Quote every line as written. Omit pictures.

══ Supplied records

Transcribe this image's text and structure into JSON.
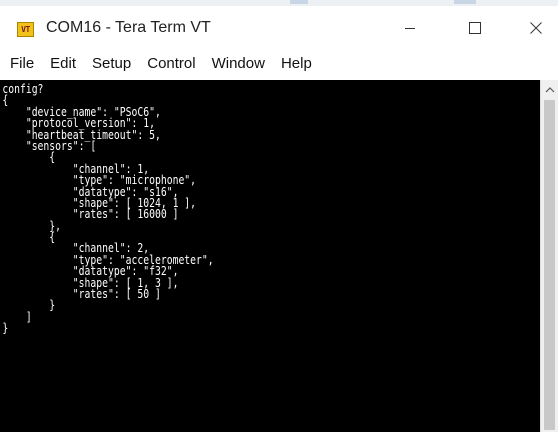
{
  "window": {
    "app_icon_text": "VT",
    "title": "COM16 - Tera Term VT",
    "controls": {
      "minimize": "minimize-icon",
      "maximize": "maximize-icon",
      "close": "close-icon"
    }
  },
  "menu": {
    "items": [
      "File",
      "Edit",
      "Setup",
      "Control",
      "Window",
      "Help"
    ]
  },
  "terminal": {
    "background": "#000000",
    "foreground": "#ffffff",
    "lines": [
      "config?",
      "{",
      "    \"device_name\": \"PSoC6\",",
      "    \"protocol_version\": 1,",
      "    \"heartbeat_timeout\": 5,",
      "    \"sensors\": [",
      "        {",
      "            \"channel\": 1,",
      "            \"type\": \"microphone\",",
      "            \"datatype\": \"s16\",",
      "            \"shape\": [ 1024, 1 ],",
      "            \"rates\": [ 16000 ]",
      "        },",
      "        {",
      "            \"channel\": 2,",
      "            \"type\": \"accelerometer\",",
      "            \"datatype\": \"f32\",",
      "            \"shape\": [ 1, 3 ],",
      "            \"rates\": [ 50 ]",
      "        }",
      "    ]",
      "}"
    ]
  },
  "scrollbar": {
    "up_arrow": "chevron-up-icon"
  }
}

════

Exercise output:
Transcribe this image's text and structure into JSON.
{
  "window": {
    "app_icon_text": "VT",
    "title": "COM16 - Tera Term VT",
    "controls": {
      "minimize": "minimize-icon",
      "maximize": "maximize-icon",
      "close": "close-icon"
    }
  },
  "menu": {
    "items": [
      "File",
      "Edit",
      "Setup",
      "Control",
      "Window",
      "Help"
    ]
  },
  "terminal": {
    "background": "#000000",
    "foreground": "#ffffff",
    "lines": [
      "config?",
      "{",
      "    \"device_name\": \"PSoC6\",",
      "    \"protocol_version\": 1,",
      "    \"heartbeat_timeout\": 5,",
      "    \"sensors\": [",
      "        {",
      "            \"channel\": 1,",
      "            \"type\": \"microphone\",",
      "            \"datatype\": \"s16\",",
      "            \"shape\": [ 1024, 1 ],",
      "            \"rates\": [ 16000 ]",
      "        },",
      "        {",
      "            \"channel\": 2,",
      "            \"type\": \"accelerometer\",",
      "            \"datatype\": \"f32\",",
      "            \"shape\": [ 1, 3 ],",
      "            \"rates\": [ 50 ]",
      "        }",
      "    ]",
      "}"
    ]
  },
  "scrollbar": {
    "up_arrow": "chevron-up-icon"
  }
}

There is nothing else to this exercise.